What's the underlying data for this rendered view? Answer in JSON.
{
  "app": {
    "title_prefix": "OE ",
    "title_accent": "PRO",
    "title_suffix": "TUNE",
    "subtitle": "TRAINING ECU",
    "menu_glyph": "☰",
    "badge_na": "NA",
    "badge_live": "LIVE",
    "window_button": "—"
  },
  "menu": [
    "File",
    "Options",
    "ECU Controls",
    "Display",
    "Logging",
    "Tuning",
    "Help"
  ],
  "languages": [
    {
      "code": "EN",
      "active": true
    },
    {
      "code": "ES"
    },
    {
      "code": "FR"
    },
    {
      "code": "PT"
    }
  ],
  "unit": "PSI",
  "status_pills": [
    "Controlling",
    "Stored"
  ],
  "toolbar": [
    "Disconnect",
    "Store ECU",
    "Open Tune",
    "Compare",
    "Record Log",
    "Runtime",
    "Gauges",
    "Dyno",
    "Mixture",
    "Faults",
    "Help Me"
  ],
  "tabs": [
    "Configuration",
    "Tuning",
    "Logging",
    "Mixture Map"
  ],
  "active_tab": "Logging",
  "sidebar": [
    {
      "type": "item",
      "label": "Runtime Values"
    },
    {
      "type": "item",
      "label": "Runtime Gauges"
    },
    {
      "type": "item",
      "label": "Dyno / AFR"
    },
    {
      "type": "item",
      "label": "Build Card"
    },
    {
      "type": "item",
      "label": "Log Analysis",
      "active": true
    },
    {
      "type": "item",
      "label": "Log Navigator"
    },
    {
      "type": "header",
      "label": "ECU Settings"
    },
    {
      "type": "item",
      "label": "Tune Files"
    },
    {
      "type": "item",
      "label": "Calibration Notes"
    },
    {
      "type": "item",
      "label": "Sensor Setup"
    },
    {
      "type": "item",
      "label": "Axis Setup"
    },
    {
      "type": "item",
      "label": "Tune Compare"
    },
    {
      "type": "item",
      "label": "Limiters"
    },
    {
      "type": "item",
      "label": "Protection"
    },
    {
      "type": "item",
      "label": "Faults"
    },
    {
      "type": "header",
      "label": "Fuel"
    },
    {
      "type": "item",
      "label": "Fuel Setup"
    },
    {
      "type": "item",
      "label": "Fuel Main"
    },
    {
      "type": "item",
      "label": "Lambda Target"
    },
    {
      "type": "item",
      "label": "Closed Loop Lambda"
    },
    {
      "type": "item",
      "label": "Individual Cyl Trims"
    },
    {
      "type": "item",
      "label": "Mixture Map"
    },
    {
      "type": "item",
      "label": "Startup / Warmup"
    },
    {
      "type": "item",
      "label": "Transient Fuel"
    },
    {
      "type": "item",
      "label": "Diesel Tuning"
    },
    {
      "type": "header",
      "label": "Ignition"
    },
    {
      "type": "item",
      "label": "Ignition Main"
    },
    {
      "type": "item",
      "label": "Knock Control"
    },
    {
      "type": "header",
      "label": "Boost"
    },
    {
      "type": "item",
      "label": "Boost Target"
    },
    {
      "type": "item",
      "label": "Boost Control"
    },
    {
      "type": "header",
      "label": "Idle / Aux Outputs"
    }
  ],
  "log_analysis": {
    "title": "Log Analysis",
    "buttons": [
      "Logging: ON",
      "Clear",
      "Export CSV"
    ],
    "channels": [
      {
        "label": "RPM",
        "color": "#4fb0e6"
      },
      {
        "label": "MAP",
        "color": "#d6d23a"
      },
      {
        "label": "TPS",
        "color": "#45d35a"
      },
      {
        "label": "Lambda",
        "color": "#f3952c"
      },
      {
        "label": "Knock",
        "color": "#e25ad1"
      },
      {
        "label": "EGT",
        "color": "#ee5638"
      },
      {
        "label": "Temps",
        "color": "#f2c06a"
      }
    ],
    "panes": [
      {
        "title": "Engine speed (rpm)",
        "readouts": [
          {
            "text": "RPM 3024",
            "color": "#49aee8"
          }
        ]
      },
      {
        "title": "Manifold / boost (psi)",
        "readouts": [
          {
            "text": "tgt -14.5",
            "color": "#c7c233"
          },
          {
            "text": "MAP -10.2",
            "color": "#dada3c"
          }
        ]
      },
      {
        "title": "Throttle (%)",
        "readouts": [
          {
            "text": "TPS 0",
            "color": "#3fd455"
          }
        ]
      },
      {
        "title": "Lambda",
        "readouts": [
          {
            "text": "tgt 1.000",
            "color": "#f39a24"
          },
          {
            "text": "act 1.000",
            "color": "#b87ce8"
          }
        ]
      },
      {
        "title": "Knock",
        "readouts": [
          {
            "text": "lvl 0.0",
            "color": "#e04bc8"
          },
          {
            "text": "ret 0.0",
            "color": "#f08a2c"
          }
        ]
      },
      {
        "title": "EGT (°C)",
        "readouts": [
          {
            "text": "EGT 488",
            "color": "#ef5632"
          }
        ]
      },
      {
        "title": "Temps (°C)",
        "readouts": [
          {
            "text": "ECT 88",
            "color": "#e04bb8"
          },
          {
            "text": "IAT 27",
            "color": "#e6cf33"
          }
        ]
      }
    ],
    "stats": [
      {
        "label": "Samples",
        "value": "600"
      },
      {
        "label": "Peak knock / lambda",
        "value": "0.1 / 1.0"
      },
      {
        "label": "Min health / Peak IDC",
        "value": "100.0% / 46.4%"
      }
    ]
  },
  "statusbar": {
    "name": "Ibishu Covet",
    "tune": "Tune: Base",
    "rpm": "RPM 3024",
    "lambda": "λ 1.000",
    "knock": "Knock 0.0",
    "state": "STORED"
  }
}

--------

> [OBJECTIVE] Extract each line of the listing above, copying it word for word.

> [EXERCISE RESPONSE]
What's the underlying data for this rendered view? Answer in JSON.
{
  "app": {
    "title_prefix": "OE ",
    "title_accent": "PRO",
    "title_suffix": "TUNE",
    "subtitle": "TRAINING ECU",
    "menu_glyph": "☰",
    "badge_na": "NA",
    "badge_live": "LIVE",
    "window_button": "—"
  },
  "menu": [
    "File",
    "Options",
    "ECU Controls",
    "Display",
    "Logging",
    "Tuning",
    "Help"
  ],
  "languages": [
    {
      "code": "EN",
      "active": true
    },
    {
      "code": "ES"
    },
    {
      "code": "FR"
    },
    {
      "code": "PT"
    }
  ],
  "unit": "PSI",
  "status_pills": [
    "Controlling",
    "Stored"
  ],
  "toolbar": [
    "Disconnect",
    "Store ECU",
    "Open Tune",
    "Compare",
    "Record Log",
    "Runtime",
    "Gauges",
    "Dyno",
    "Mixture",
    "Faults",
    "Help Me"
  ],
  "tabs": [
    "Configuration",
    "Tuning",
    "Logging",
    "Mixture Map"
  ],
  "active_tab": "Logging",
  "sidebar": [
    {
      "type": "item",
      "label": "Runtime Values"
    },
    {
      "type": "item",
      "label": "Runtime Gauges"
    },
    {
      "type": "item",
      "label": "Dyno / AFR"
    },
    {
      "type": "item",
      "label": "Build Card"
    },
    {
      "type": "item",
      "label": "Log Analysis",
      "active": true
    },
    {
      "type": "item",
      "label": "Log Navigator"
    },
    {
      "type": "header",
      "label": "ECU Settings"
    },
    {
      "type": "item",
      "label": "Tune Files"
    },
    {
      "type": "item",
      "label": "Calibration Notes"
    },
    {
      "type": "item",
      "label": "Sensor Setup"
    },
    {
      "type": "item",
      "label": "Axis Setup"
    },
    {
      "type": "item",
      "label": "Tune Compare"
    },
    {
      "type": "item",
      "label": "Limiters"
    },
    {
      "type": "item",
      "label": "Protection"
    },
    {
      "type": "item",
      "label": "Faults"
    },
    {
      "type": "header",
      "label": "Fuel"
    },
    {
      "type": "item",
      "label": "Fuel Setup"
    },
    {
      "type": "item",
      "label": "Fuel Main"
    },
    {
      "type": "item",
      "label": "Lambda Target"
    },
    {
      "type": "item",
      "label": "Closed Loop Lambda"
    },
    {
      "type": "item",
      "label": "Individual Cyl Trims"
    },
    {
      "type": "item",
      "label": "Mixture Map"
    },
    {
      "type": "item",
      "label": "Startup / Warmup"
    },
    {
      "type": "item",
      "label": "Transient Fuel"
    },
    {
      "type": "item",
      "label": "Diesel Tuning"
    },
    {
      "type": "header",
      "label": "Ignition"
    },
    {
      "type": "item",
      "label": "Ignition Main"
    },
    {
      "type": "item",
      "label": "Knock Control"
    },
    {
      "type": "header",
      "label": "Boost"
    },
    {
      "type": "item",
      "label": "Boost Target"
    },
    {
      "type": "item",
      "label": "Boost Control"
    },
    {
      "type": "header",
      "label": "Idle / Aux Outputs"
    }
  ],
  "log_analysis": {
    "title": "Log Analysis",
    "buttons": [
      "Logging: ON",
      "Clear",
      "Export CSV"
    ],
    "channels": [
      {
        "label": "RPM",
        "color": "#4fb0e6"
      },
      {
        "label": "MAP",
        "color": "#d6d23a"
      },
      {
        "label": "TPS",
        "color": "#45d35a"
      },
      {
        "label": "Lambda",
        "color": "#f3952c"
      },
      {
        "label": "Knock",
        "color": "#e25ad1"
      },
      {
        "label": "EGT",
        "color": "#ee5638"
      },
      {
        "label": "Temps",
        "color": "#f2c06a"
      }
    ],
    "panes": [
      {
        "title": "Engine speed (rpm)",
        "readouts": [
          {
            "text": "RPM 3024",
            "color": "#49aee8"
          }
        ]
      },
      {
        "title": "Manifold / boost (psi)",
        "readouts": [
          {
            "text": "tgt -14.5",
            "color": "#c7c233"
          },
          {
            "text": "MAP -10.2",
            "color": "#dada3c"
          }
        ]
      },
      {
        "title": "Throttle (%)",
        "readouts": [
          {
            "text": "TPS 0",
            "color": "#3fd455"
          }
        ]
      },
      {
        "title": "Lambda",
        "readouts": [
          {
            "text": "tgt 1.000",
            "color": "#f39a24"
          },
          {
            "text": "act 1.000",
            "color": "#b87ce8"
          }
        ]
      },
      {
        "title": "Knock",
        "readouts": [
          {
            "text": "lvl 0.0",
            "color": "#e04bc8"
          },
          {
            "text": "ret 0.0",
            "color": "#f08a2c"
          }
        ]
      },
      {
        "title": "EGT (°C)",
        "readouts": [
          {
            "text": "EGT 488",
            "color": "#ef5632"
          }
        ]
      },
      {
        "title": "Temps (°C)",
        "readouts": [
          {
            "text": "ECT 88",
            "color": "#e04bb8"
          },
          {
            "text": "IAT 27",
            "color": "#e6cf33"
          }
        ]
      }
    ],
    "stats": [
      {
        "label": "Samples",
        "value": "600"
      },
      {
        "label": "Peak knock / lambda",
        "value": "0.1 / 1.0"
      },
      {
        "label": "Min health / Peak IDC",
        "value": "100.0% / 46.4%"
      }
    ]
  },
  "statusbar": {
    "name": "Ibishu Covet",
    "tune": "Tune: Base",
    "rpm": "RPM 3024",
    "lambda": "λ 1.000",
    "knock": "Knock 0.0",
    "state": "STORED"
  }
}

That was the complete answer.